Exercise material:
Start
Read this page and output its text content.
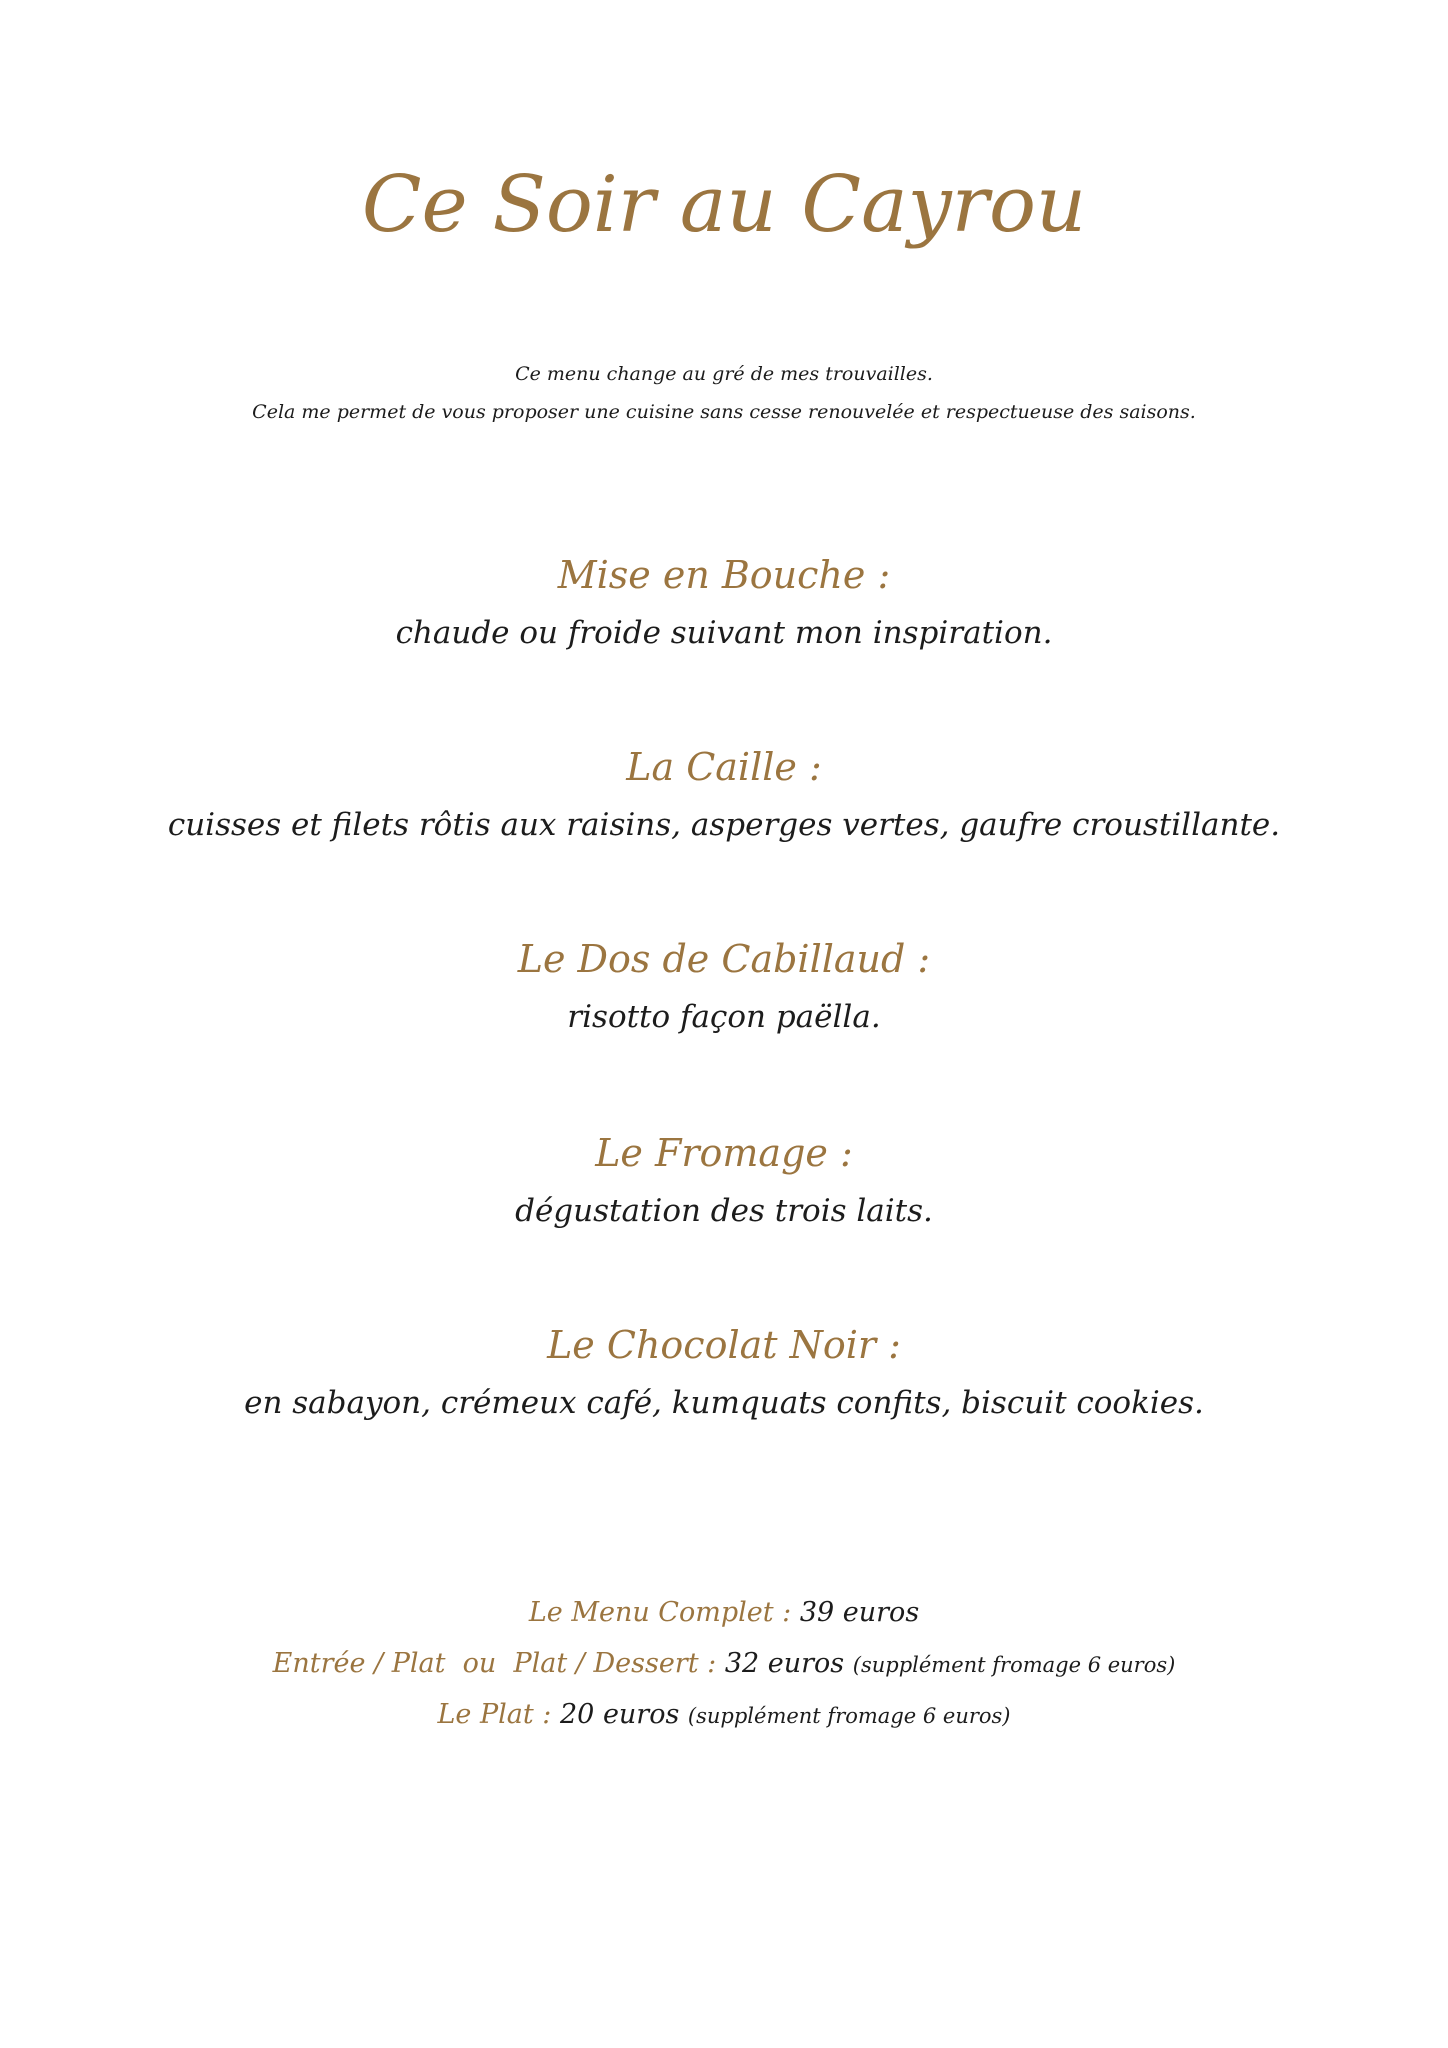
Ce Soir au Cayrou
Ce menu change au gré de mes trouvailles.
Cela me permet de vous proposer une cuisine sans cesse renouvelée et respectueuse des saisons.
Mise en Bouche :
chaude ou froide suivant mon inspiration.
La Caille :
cuisses et filets rôtis aux raisins, asperges vertes, gaufre croustillante.
Le Dos de Cabillaud :
risotto façon paëlla.
Le Fromage :
dégustation des trois laits.
Le Chocolat Noir :
en sabayon, crémeux café, kumquats confits, biscuit cookies.
Le Menu Complet : 39 euros
Entrée / Plat  ou  Plat / Dessert : 32 euros (supplément fromage 6 euros)
Le Plat : 20 euros (supplément fromage 6 euros)
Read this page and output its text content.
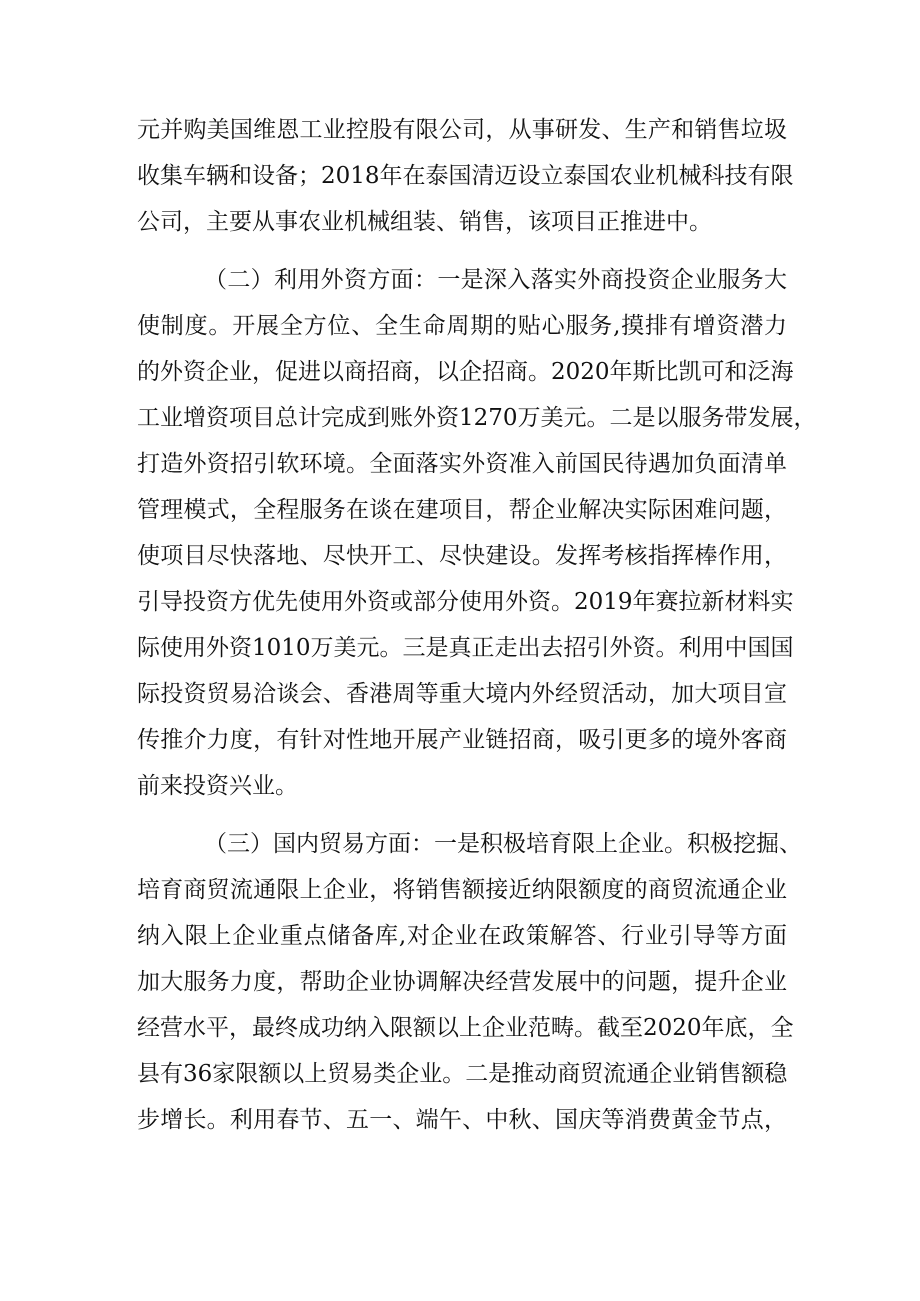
元并购美国维恩工业控股有限公司，从事研发、生产和销售垃圾
收集车辆和设备；2018年在泰国清迈设立泰国农业机械科技有限
公司，主要从事农业机械组装、销售，该项目正推进中。
（二）利用外资方面：一是深入落实外商投资企业服务大
使制度。开展全方位、全生命周期的贴心服务,摸排有增资潜力
的外资企业，促进以商招商，以企招商。2020年斯比凯可和泛海
工业增资项目总计完成到账外资1270万美元。二是以服务带发展，
打造外资招引软环境。全面落实外资准入前国民待遇加负面清单
管理模式，全程服务在谈在建项目，帮企业解决实际困难问题，
使项目尽快落地、尽快开工、尽快建设。发挥考核指挥棒作用，
引导投资方优先使用外资或部分使用外资。2019年赛拉新材料实
际使用外资1010万美元。三是真正走出去招引外资。利用中国国
际投资贸易洽谈会、香港周等重大境内外经贸活动，加大项目宣
传推介力度，有针对性地开展产业链招商，吸引更多的境外客商
前来投资兴业。
（三）国内贸易方面：一是积极培育限上企业。积极挖掘、
培育商贸流通限上企业，将销售额接近纳限额度的商贸流通企业
纳入限上企业重点储备库,对企业在政策解答、行业引导等方面
加大服务力度，帮助企业协调解决经营发展中的问题，提升企业
经营水平，最终成功纳入限额以上企业范畴。截至2020年底，全
县有36家限额以上贸易类企业。二是推动商贸流通企业销售额稳
步增长。利用春节、五一、端午、中秋、国庆等消费黄金节点，
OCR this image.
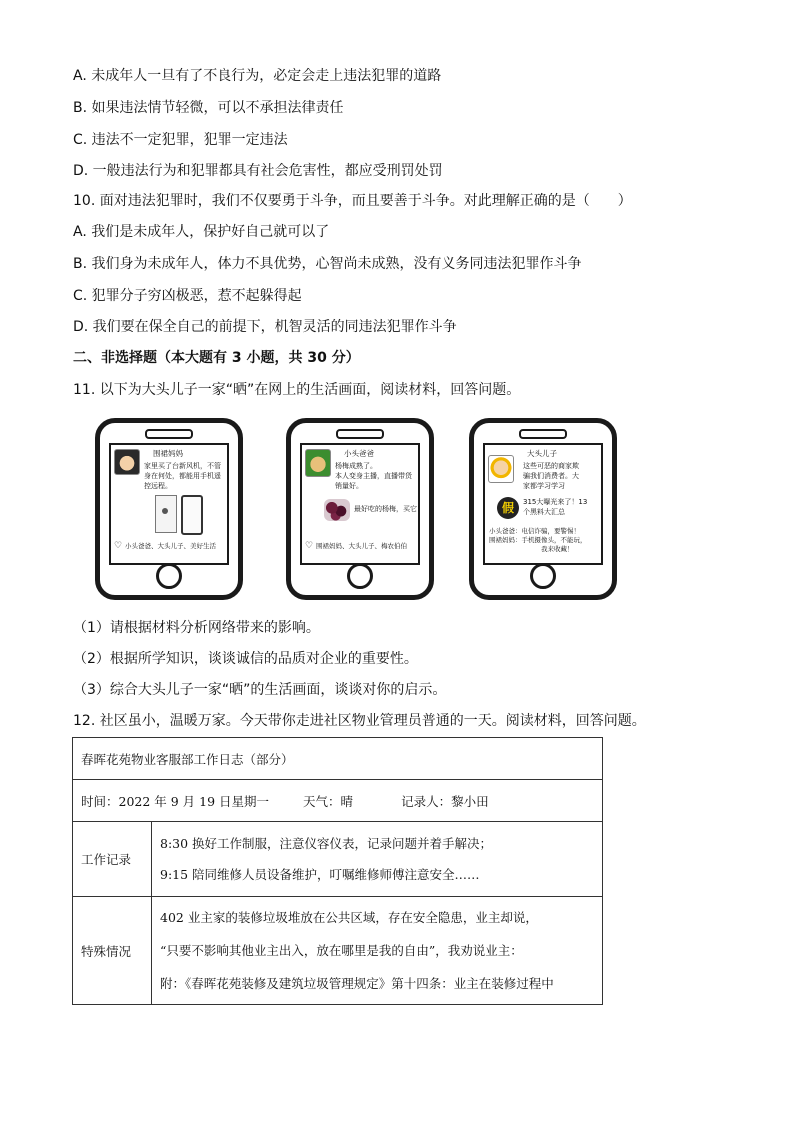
A. 未成年人一旦有了不良行为，必定会走上违法犯罪的道路
B. 如果违法情节轻微，可以不承担法律责任
C. 违法不一定犯罪，犯罪一定违法
D. 一般违法行为和犯罪都具有社会危害性，都应受刑罚处罚
10. 面对违法犯罪时，我们不仅要勇于斗争，而且要善于斗争。对此理解正确的是（　　）
A. 我们是未成年人，保护好自己就可以了
B. 我们身为未成年人，体力不具优势，心智尚未成熟，没有义务同违法犯罪作斗争
C. 犯罪分子穷凶极恶，惹不起躲得起
D. 我们要在保全自己的前提下，机智灵活的同违法犯罪作斗争
二、非选择题（本大题有 3 小题，共 30 分）
11. 以下为大头儿子一家“晒”在网上的生活画面，阅读材料，回答问题。
围裙妈妈
家里买了台新风机，不管
身在何处，都能用手机遥
控远程。
♡ 小头爸爸、大头儿子、美好生活
小头爸爸
杨梅成熟了。
本人变身主播，直播带货
销量好。
最好吃的杨梅，买它！
♡ 围裙妈妈、大头儿子、梅农伯伯
大头儿子
这些可恶的商家欺
骗我们消费者。大
家都学习学习
假	315大曝光来了！13
个黑料大汇总
小头爸爸：电信诈骗，要警惕！
围裙妈妈：手机摄像头，不能玩，
我来收藏！
（1）请根据材料分析网络带来的影响。
（2）根据所学知识，谈谈诚信的品质对企业的重要性。
（3）综合大头儿子一家“晒”的生活画面，谈谈对你的启示。
12. 社区虽小，温暖万家。今天带你走进社区物业管理员普通的一天。阅读材料，回答问题。
春晖花苑物业客服部工作日志（部分）	
时间：2022 年 9 月 19 日星期一 天气：晴 记录人：黎小田	
工作记录	8:30 换好工作制服，注意仪容仪表，记录问题并着手解决；
9:15 陪同维修人员设备维护，叮嘱维修师傅注意安全……

特殊情况	402 业主家的装修垃圾堆放在公共区域，存在安全隐患，业主却说，
“只要不影响其他业主出入，放在哪里是我的自由”，我劝说业主：
附：《春晖花苑装修及建筑垃圾管理规定》第十四条：业主在装修过程中
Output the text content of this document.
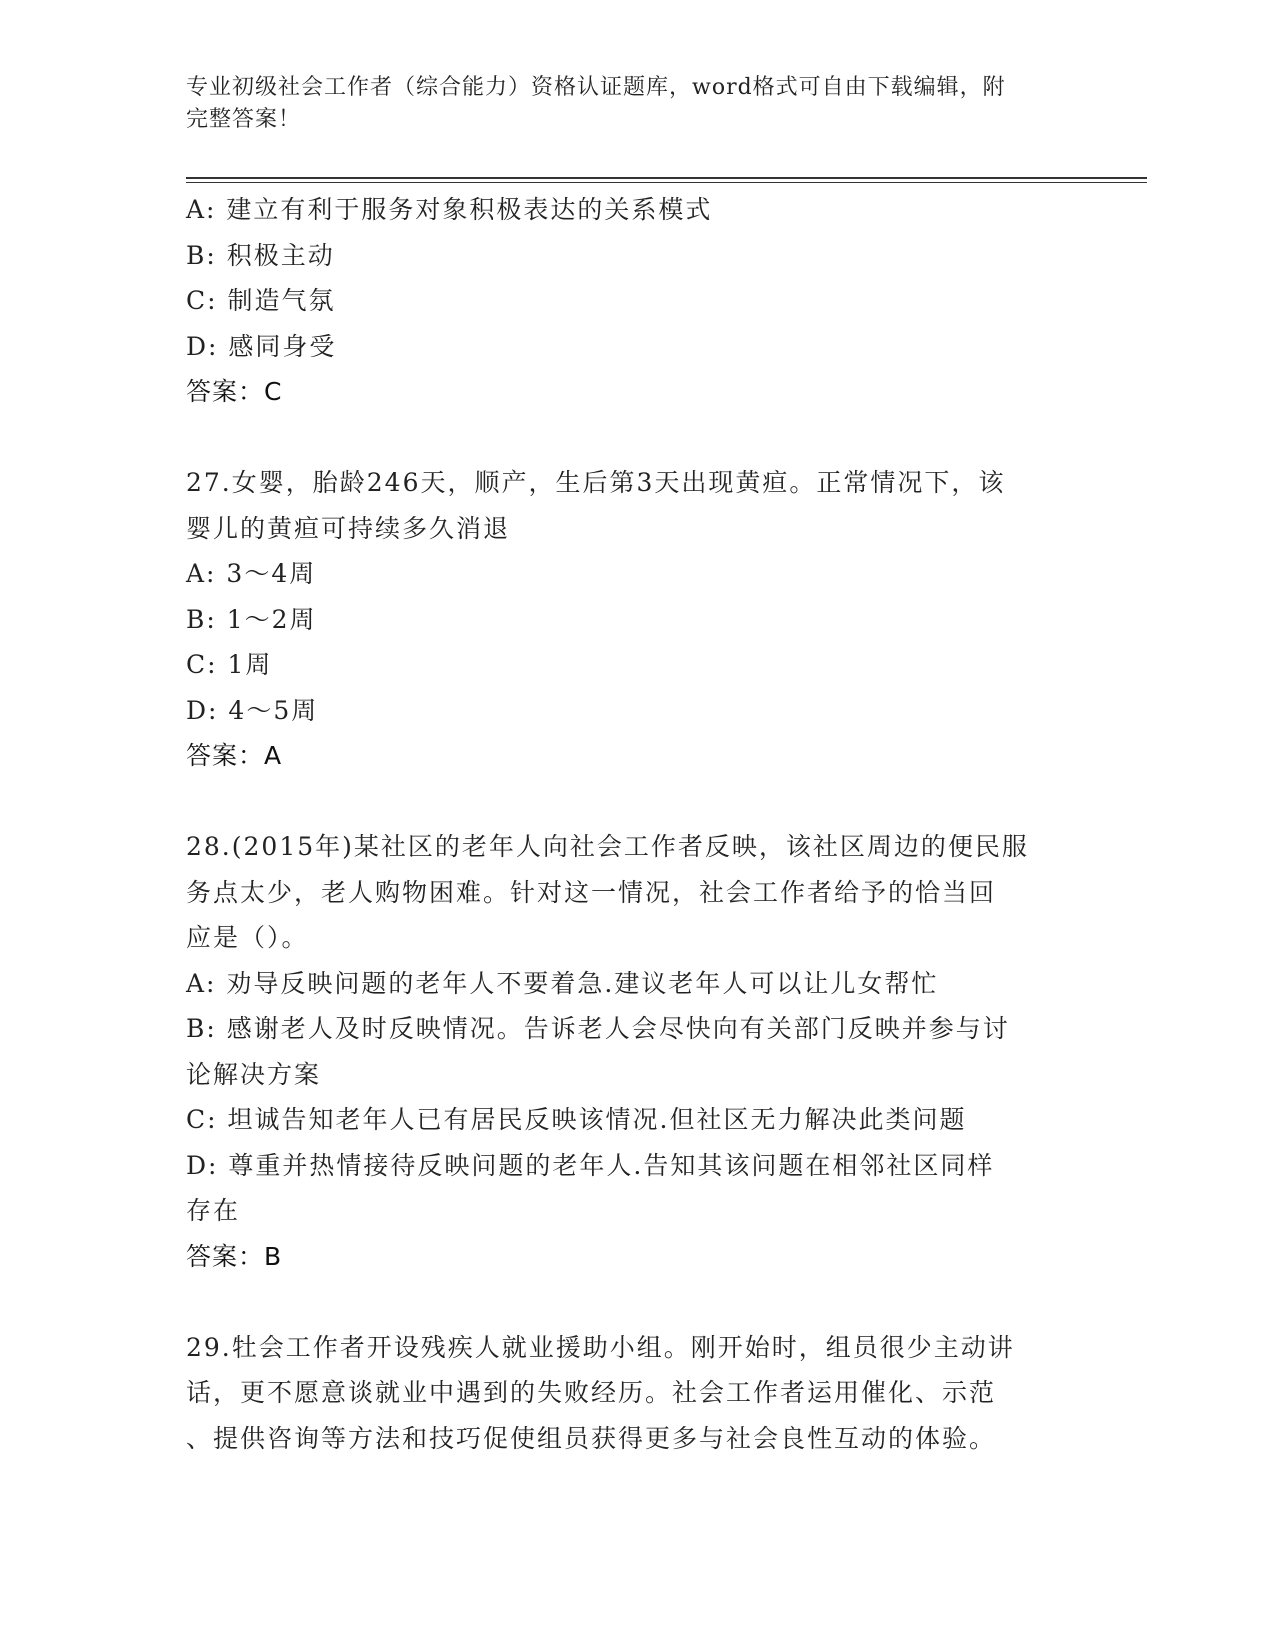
专业初级社会工作者（综合能力）资格认证题库，word格式可自由下载编辑，附
完整答案！
A: 建立有利于服务对象积极表达的关系模式
B: 积极主动
C: 制造气氛
D: 感同身受
答案：C
27.女婴，胎龄246天，顺产，生后第3天出现黄疸。正常情况下，该
婴儿的黄疸可持续多久消退
A: 3～4周
B: 1～2周
C: 1周
D: 4～5周
答案：A
28.(2015年)某社区的老年人向社会工作者反映，该社区周边的便民服
务点太少，老人购物困难。针对这一情况，社会工作者给予的恰当回
应是（）。
A: 劝导反映问题的老年人不要着急.建议老年人可以让儿女帮忙
B: 感谢老人及时反映情况。告诉老人会尽快向有关部门反映并参与讨
论解决方案
C: 坦诚告知老年人已有居民反映该情况.但社区无力解决此类问题
D: 尊重并热情接待反映问题的老年人.告知其该问题在相邻社区同样
存在
答案：B
29.牡会工作者开设残疾人就业援助小组。刚开始时，组员很少主动讲
话，更不愿意谈就业中遇到的失败经历。社会工作者运用催化、示范
、提供咨询等方法和技巧促使组员获得更多与社会良性互动的体验。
End
Your objective: Copy out every line where the word "euros" occurs.

Output for this exercise:
Le Menu Complet : 39 euros
Entrée / Plat  ou  Plat / Dessert : 32 euros (supplément fromage 6 euros)
Le Plat : 20 euros (supplément fromage 6 euros)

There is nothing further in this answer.